→ Directions for this task
Convert the lines of the items below, from the line containing "- data-point: [220, 271, 232, 283]" through the line containing "- data-point: [929, 681, 941, 693]", inclusive, into a JSON list of strings, one string per line, omitting any blank lines.

→ Data section
START
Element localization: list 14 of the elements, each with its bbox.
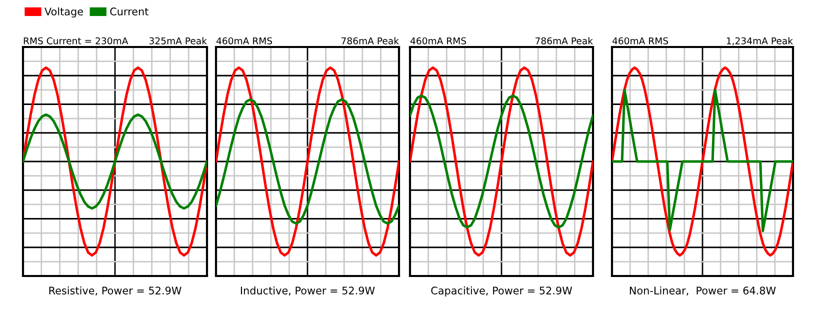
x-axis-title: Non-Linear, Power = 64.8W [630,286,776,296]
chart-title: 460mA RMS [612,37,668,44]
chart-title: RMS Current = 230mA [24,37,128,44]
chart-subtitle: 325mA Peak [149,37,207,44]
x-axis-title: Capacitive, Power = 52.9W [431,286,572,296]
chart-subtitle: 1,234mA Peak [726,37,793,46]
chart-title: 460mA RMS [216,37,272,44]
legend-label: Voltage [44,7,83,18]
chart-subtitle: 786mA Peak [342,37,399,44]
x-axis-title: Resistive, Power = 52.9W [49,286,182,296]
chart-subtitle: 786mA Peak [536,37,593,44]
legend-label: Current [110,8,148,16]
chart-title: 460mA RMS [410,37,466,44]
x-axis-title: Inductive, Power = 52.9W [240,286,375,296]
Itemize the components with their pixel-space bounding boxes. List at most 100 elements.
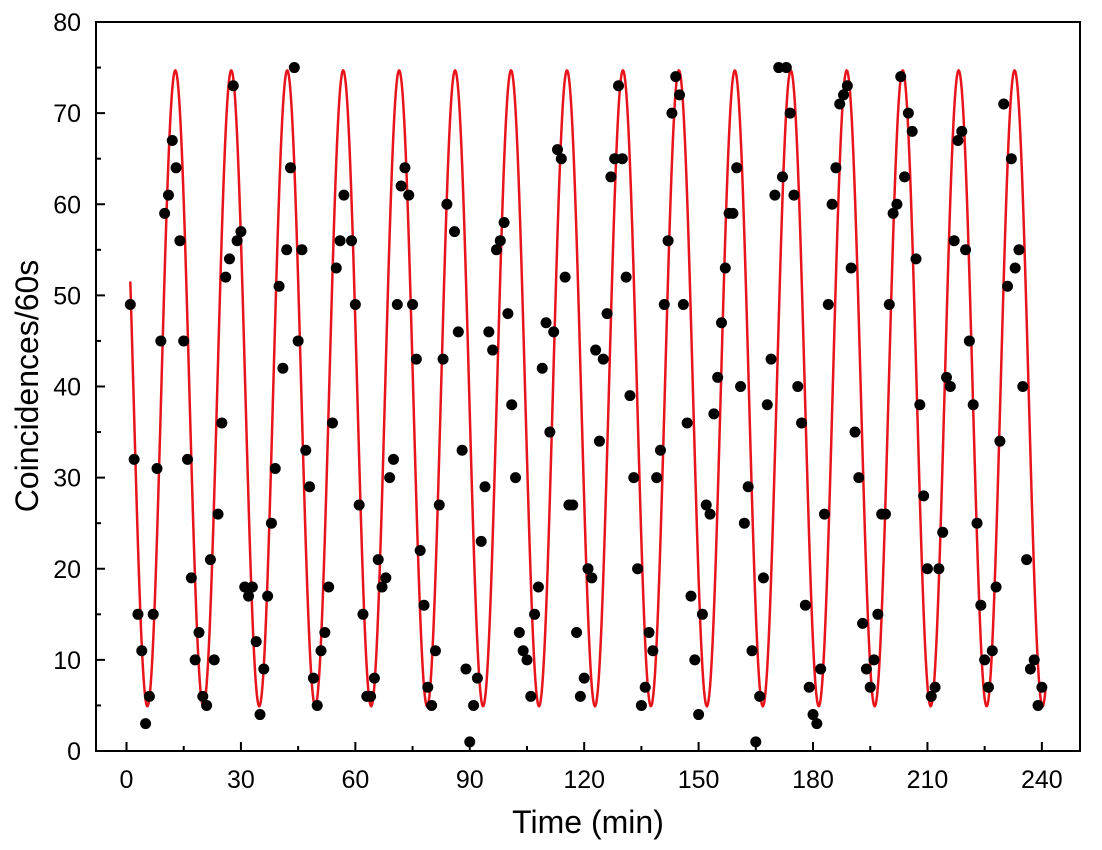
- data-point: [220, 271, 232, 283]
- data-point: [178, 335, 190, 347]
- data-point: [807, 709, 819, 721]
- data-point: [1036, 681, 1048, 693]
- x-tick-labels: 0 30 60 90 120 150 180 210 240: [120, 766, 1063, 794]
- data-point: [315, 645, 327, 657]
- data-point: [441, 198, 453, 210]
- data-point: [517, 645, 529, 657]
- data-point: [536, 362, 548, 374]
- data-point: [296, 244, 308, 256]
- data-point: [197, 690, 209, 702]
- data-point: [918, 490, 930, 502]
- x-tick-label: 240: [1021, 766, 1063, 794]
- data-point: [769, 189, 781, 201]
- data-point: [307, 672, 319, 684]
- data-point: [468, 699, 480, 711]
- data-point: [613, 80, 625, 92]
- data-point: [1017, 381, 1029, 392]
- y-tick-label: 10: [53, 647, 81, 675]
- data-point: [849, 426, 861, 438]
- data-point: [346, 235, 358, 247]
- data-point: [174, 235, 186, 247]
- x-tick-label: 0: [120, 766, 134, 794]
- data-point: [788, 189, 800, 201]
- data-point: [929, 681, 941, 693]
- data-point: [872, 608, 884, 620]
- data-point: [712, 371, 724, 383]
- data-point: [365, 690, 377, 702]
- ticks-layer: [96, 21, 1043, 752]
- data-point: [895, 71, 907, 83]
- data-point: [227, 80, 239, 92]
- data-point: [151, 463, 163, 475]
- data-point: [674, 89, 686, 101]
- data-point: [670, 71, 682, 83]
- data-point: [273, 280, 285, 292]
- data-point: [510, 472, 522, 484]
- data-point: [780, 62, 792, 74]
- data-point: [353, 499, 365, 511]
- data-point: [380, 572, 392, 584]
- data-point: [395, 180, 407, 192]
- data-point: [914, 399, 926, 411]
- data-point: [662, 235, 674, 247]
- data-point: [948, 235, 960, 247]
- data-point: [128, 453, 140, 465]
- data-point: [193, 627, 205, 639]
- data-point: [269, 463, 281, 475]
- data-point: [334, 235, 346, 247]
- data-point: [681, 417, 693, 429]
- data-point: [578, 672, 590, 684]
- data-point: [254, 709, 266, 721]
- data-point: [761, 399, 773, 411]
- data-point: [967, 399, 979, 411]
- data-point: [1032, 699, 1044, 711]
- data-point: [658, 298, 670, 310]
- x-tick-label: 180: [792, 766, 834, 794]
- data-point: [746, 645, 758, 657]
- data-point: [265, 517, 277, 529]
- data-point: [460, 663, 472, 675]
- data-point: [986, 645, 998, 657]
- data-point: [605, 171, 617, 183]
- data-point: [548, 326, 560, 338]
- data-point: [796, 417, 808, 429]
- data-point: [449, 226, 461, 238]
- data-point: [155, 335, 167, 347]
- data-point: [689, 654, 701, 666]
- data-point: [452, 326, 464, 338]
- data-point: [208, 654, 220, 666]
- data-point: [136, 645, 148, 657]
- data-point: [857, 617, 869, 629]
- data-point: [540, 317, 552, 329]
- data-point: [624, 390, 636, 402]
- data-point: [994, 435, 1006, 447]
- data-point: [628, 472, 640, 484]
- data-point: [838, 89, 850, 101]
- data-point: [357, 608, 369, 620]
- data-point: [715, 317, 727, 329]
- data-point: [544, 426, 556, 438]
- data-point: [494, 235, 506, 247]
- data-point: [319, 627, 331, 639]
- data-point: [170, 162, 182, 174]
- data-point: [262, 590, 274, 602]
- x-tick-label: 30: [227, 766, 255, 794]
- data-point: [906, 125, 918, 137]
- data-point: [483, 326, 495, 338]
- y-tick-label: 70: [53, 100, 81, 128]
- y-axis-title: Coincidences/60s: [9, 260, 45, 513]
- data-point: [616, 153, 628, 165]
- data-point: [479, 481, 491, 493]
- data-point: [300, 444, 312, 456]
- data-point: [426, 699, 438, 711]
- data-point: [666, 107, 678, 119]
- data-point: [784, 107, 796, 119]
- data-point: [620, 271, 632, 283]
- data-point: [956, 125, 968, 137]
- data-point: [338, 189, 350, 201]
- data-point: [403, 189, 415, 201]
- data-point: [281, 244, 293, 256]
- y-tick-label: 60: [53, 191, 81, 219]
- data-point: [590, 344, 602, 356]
END
→ Written solution
[
  "- data-point: [220, 271, 232, 283]",
  "- data-point: [178, 335, 190, 347]",
  "- data-point: [807, 709, 819, 721]",
  "- data-point: [1036, 681, 1048, 693]",
  "- x-tick-labels: 0 30 60 90 120 150 180 210 240: [120, 766, 1063, 794]",
  "- data-point: [315, 645, 327, 657]",
  "- data-point: [441, 198, 453, 210]",
  "- data-point: [517, 645, 529, 657]",
  "- data-point: [536, 362, 548, 374]",
  "- data-point: [296, 244, 308, 256]",
  "- data-point: [197, 690, 209, 702]",
  "- data-point: [918, 490, 930, 502]",
  "- x-tick-label: 240: [1021, 766, 1063, 794]",
  "- data-point: [769, 189, 781, 201]",
  "- data-point: [307, 672, 319, 684]",
  "- data-point: [468, 699, 480, 711]",
  "- data-point: [613, 80, 625, 92]",
  "- data-point: [1017, 381, 1029, 392]",
  "- y-tick-label: 10: [53, 647, 81, 675]",
  "- data-point: [849, 426, 861, 438]",
  "- data-point: [346, 235, 358, 247]",
  "- data-point: [174, 235, 186, 247]",
  "- x-tick-label: 0: [120, 766, 134, 794]",
  "- data-point: [788, 189, 800, 201]",
  "- data-point: [929, 681, 941, 693]"
]